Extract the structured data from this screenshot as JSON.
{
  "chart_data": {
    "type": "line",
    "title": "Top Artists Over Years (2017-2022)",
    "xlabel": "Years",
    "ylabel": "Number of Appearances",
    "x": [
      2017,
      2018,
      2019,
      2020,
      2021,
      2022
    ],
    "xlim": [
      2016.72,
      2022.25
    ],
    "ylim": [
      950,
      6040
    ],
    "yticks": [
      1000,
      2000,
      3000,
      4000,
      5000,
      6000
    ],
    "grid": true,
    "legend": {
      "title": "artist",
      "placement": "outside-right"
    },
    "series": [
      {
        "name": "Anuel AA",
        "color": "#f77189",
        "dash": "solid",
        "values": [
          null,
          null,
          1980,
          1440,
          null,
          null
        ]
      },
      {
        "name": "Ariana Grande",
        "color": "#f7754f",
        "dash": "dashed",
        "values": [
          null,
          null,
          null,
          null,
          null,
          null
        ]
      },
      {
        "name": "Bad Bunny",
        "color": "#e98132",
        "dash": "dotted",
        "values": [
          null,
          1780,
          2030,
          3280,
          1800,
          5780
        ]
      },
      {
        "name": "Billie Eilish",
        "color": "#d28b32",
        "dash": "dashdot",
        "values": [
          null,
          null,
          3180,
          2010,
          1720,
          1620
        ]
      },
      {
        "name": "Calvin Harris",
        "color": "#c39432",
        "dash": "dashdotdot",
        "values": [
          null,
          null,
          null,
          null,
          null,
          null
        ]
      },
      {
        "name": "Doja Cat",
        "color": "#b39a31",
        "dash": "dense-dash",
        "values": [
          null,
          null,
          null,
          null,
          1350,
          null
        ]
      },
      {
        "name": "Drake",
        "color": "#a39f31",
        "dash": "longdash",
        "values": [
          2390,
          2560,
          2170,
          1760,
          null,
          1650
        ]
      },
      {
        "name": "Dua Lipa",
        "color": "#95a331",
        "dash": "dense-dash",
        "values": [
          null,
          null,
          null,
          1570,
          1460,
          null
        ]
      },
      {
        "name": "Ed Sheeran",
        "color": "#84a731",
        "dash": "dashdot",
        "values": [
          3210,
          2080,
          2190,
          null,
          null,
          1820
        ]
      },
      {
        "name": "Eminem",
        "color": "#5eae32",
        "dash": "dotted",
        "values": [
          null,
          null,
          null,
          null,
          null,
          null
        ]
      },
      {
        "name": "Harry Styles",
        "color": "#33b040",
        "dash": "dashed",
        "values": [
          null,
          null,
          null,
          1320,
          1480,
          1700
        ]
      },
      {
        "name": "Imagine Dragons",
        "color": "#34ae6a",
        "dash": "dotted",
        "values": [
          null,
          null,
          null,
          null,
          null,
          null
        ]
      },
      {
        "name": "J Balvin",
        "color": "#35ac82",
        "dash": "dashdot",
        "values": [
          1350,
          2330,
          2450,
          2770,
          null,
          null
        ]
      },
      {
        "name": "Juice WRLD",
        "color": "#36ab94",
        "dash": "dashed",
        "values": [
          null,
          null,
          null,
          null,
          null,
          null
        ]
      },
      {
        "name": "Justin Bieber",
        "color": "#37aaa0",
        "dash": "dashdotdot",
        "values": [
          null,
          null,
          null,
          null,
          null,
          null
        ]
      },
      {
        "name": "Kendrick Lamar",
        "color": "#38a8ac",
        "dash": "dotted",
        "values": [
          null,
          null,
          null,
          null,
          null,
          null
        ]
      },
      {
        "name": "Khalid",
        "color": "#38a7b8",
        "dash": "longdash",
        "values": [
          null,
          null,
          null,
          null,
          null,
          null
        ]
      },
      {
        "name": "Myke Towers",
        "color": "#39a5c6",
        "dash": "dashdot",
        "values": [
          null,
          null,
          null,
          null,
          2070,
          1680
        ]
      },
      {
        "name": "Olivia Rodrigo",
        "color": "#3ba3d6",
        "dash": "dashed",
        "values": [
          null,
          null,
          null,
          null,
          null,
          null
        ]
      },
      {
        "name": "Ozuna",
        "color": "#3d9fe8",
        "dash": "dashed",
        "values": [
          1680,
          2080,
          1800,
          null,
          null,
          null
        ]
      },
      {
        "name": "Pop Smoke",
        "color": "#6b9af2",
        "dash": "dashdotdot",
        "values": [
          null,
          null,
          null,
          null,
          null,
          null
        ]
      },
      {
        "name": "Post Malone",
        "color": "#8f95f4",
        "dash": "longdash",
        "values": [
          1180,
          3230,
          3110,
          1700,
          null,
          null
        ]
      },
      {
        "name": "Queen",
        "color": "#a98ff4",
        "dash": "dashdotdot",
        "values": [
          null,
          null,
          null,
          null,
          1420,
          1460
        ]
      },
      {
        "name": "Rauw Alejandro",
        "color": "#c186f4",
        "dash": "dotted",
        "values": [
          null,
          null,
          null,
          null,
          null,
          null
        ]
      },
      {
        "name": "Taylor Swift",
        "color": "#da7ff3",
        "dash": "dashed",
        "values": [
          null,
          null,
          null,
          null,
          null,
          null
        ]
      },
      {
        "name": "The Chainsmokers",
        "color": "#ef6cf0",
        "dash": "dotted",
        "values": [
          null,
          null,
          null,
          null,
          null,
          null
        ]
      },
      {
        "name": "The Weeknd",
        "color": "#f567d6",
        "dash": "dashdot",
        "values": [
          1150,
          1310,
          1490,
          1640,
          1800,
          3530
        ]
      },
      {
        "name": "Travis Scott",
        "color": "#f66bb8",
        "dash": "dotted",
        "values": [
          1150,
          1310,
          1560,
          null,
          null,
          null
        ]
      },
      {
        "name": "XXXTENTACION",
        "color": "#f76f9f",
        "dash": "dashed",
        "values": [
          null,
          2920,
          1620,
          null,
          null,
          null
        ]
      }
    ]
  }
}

____

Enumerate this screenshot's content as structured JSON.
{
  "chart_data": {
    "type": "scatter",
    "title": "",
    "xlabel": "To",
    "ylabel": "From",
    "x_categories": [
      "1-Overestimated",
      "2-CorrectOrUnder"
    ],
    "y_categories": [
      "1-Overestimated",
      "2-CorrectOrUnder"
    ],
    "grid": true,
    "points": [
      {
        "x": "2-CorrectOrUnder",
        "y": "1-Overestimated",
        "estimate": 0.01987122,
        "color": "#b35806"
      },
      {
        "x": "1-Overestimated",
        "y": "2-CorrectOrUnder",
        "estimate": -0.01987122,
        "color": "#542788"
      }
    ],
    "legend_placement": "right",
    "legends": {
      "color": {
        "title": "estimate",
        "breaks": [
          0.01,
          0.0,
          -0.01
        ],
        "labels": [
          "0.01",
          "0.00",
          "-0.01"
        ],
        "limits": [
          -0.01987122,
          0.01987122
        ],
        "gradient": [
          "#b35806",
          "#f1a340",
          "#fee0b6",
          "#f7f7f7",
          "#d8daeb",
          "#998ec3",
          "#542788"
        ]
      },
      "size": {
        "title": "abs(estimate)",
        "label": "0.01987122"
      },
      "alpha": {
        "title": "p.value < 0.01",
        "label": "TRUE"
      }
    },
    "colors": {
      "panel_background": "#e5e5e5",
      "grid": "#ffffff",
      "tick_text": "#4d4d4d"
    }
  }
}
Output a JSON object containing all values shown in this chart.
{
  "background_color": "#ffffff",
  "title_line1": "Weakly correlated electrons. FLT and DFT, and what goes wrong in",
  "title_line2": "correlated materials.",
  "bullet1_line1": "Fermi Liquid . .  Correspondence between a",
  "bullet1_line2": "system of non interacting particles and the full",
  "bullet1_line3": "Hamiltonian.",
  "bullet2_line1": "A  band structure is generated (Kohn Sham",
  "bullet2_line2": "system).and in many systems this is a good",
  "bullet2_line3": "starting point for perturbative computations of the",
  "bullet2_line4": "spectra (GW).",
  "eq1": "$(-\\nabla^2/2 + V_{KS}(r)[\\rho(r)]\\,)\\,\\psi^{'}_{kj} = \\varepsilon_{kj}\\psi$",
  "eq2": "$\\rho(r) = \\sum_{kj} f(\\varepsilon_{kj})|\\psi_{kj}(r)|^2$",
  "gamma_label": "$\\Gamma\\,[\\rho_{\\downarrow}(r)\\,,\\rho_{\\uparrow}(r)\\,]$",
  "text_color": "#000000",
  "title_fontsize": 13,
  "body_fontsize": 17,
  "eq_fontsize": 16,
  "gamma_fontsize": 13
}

____

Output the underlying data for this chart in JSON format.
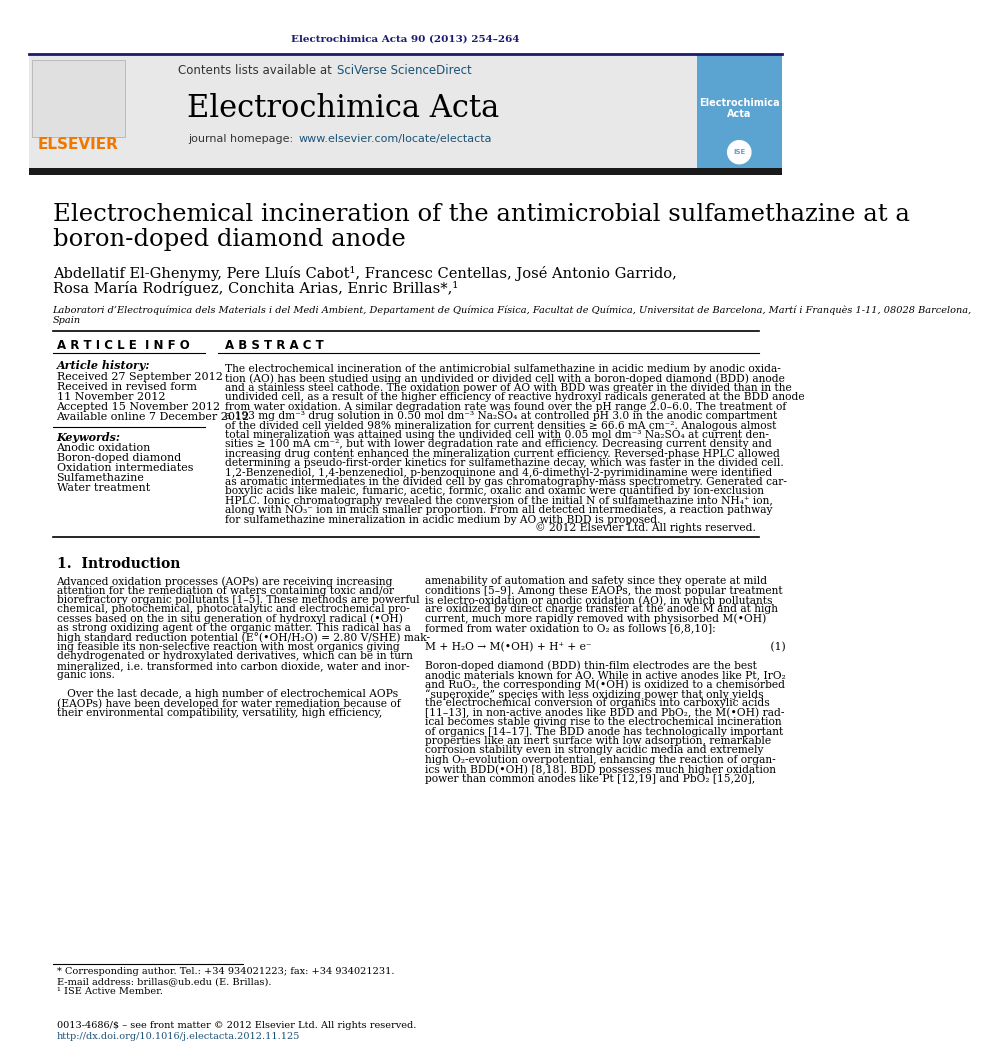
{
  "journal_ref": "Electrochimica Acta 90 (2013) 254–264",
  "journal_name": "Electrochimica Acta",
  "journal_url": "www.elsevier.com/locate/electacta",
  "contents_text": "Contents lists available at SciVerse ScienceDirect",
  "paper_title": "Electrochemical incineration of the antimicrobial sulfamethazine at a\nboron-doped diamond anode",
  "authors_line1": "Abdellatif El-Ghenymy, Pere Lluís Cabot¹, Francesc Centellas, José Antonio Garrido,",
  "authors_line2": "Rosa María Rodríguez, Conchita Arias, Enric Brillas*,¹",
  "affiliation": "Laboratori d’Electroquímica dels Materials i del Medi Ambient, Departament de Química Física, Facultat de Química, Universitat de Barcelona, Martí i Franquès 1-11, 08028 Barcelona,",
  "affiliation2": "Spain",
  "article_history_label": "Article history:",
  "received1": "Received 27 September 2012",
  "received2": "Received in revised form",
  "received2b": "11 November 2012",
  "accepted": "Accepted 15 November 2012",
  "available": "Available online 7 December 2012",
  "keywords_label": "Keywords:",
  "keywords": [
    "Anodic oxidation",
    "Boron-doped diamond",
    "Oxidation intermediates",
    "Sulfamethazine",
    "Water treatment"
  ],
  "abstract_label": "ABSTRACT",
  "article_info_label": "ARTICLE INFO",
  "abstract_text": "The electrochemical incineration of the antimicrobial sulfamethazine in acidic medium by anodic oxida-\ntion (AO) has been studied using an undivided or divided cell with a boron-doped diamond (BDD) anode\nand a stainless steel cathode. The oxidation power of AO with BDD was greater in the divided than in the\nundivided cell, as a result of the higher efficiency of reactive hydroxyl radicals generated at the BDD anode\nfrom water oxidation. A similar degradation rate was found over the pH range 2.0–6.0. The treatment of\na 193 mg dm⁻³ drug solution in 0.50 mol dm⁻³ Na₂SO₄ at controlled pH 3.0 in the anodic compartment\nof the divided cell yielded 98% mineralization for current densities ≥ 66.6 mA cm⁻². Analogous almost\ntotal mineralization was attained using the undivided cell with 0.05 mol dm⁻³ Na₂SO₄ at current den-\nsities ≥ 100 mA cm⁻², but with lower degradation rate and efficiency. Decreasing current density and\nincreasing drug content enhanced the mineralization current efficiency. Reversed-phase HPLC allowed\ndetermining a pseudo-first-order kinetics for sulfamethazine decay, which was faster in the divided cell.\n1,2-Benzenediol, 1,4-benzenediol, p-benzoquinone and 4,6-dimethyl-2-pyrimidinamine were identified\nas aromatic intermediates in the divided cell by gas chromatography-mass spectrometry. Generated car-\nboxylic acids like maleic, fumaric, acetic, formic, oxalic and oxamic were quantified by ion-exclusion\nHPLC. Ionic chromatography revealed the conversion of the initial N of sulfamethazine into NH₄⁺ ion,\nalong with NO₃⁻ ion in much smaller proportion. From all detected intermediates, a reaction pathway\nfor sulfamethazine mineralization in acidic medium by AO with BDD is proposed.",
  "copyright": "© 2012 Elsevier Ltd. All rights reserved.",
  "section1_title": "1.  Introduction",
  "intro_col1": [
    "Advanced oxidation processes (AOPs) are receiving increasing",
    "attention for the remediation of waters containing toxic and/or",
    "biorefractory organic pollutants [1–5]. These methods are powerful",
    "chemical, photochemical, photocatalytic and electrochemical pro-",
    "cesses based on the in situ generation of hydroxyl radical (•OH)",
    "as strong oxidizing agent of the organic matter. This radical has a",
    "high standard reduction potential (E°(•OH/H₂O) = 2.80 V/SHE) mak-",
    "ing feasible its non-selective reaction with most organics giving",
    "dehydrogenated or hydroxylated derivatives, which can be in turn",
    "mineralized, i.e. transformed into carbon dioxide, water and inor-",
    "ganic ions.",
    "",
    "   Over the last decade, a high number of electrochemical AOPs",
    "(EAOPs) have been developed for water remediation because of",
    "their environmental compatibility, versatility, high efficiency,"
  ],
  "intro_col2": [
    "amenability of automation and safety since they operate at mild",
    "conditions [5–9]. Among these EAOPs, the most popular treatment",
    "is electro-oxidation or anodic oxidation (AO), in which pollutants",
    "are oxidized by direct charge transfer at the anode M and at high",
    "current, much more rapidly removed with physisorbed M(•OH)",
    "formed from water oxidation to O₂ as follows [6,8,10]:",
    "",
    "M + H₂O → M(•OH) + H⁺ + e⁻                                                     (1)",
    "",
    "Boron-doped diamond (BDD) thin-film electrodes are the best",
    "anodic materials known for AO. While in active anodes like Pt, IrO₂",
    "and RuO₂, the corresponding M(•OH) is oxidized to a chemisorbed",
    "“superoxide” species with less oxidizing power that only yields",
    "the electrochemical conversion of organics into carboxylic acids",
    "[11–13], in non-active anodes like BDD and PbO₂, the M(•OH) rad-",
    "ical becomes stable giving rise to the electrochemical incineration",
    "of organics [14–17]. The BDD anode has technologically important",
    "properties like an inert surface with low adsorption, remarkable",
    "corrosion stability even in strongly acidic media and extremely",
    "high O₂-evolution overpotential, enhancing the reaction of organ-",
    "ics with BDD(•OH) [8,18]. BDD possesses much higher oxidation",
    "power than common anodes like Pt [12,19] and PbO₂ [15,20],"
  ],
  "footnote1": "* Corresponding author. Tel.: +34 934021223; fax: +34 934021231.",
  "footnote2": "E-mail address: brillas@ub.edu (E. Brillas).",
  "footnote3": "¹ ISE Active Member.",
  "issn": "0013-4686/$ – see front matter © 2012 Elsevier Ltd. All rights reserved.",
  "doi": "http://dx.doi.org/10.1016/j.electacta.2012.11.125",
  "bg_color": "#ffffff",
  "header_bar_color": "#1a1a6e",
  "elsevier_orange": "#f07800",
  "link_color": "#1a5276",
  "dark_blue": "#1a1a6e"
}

____

▸ Task description: Determine how many lines of the data contain the word "system", and reply with that number only.

▸ Solution to this exercise: 2